▶ Set exercise: Return the count of lines that mention "Savoir", with no other words.

Data listing:
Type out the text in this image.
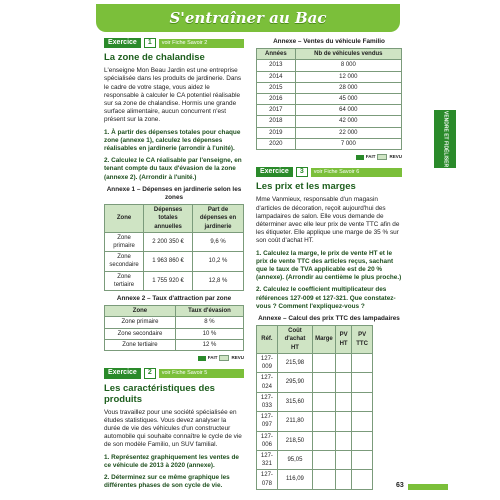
S'entraîner au Bac
VENDRE ET FIDÉLISER
Exercice	1	voir Fiche Savoir 2
La zone de chalandise

L'enseigne Mon Beau Jardin est une entreprise spécialisée dans les produits de jardinerie. Dans le cadre de votre stage, vous aidez le responsable à calculer le CA potentiel réalisable sur sa zone de chalandise. Hormis une grande surface alimentaire, aucun concurrent n'est présent sur la zone.

1. À partir des dépenses totales pour chaque zone (annexe 1), calculez les dépenses réalisables en jardinerie (arrondir à l'unité).

2. Calculez le CA réalisable par l'enseigne, en tenant compte du taux d'évasion de la zone (annexe 2). (Arrondir à l'unité.)

Annexe 1 – Dépenses en jardinerie selon les zones
Zone	Dépenses totales annuelles	Part de dépenses en jardinerie
Zone primaire	2 200 350 €	9,6 %
Zone secondaire	1 963 860 €	10,2 %
Zone tertiaire	1 755 920 €	12,8 %
Annexe 2 – Taux d'attraction par zone
Zone	Taux d'évasion
Zone primaire	8 %
Zone secondaire	10 %
Zone tertiaire	12 %
FAIT	REVU
Exercice	2	voir Fiche Savoir 5
Les caractéristiques des produits

Vous travaillez pour une société spécialisée en études statistiques. Vous devez analyser la durée de vie des véhicules d'un constructeur automobile qui souhaite connaître le cycle de vie de son modèle Familio, un SUV familial.

1. Représentez graphiquement les ventes de ce véhicule de 2013 à 2020 (annexe).

2. Déterminez sur ce même graphique les différentes phases de son cycle de vie.

Annexe – Ventes du véhicule Familio
Années	Nb de véhicules vendus
2013	8 000
2014	12 000
2015	28 000
2016	45 000
2017	64 000
2018	42 000
2019	22 000
2020	7 000
FAIT	REVU
Exercice	3	voir Fiche Savoir 6
Les prix et les marges

Mme Vanmieux, responsable d'un magasin d'articles de décoration, reçoit aujourd'hui des lampadaires de salon. Elle vous demande de déterminer avec elle leur prix de vente TTC afin de les étiqueter. Elle applique une marge de 35 % sur son coût d'achat HT.

1. Calculez la marge, le prix de vente HT et le prix de vente TTC des articles reçus, sachant que le taux de TVA applicable est de 20 % (annexe). (Arrondir au centième le plus proche.)

2. Calculez le coefficient multiplicateur des références 127-009 et 127-321. Que constatez-vous ? Comment l'expliquez-vous ?

Annexe – Calcul des prix TTC des lampadaires
Réf.	Coût d'achat HT	Marge	PV HT	PV TTC
127-009	215,98			
127-024	295,90			
127-033	315,60			
127-097	211,80			
127-006	218,50			
127-321	95,05			
127-078	116,09			
63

▶ Response below: 3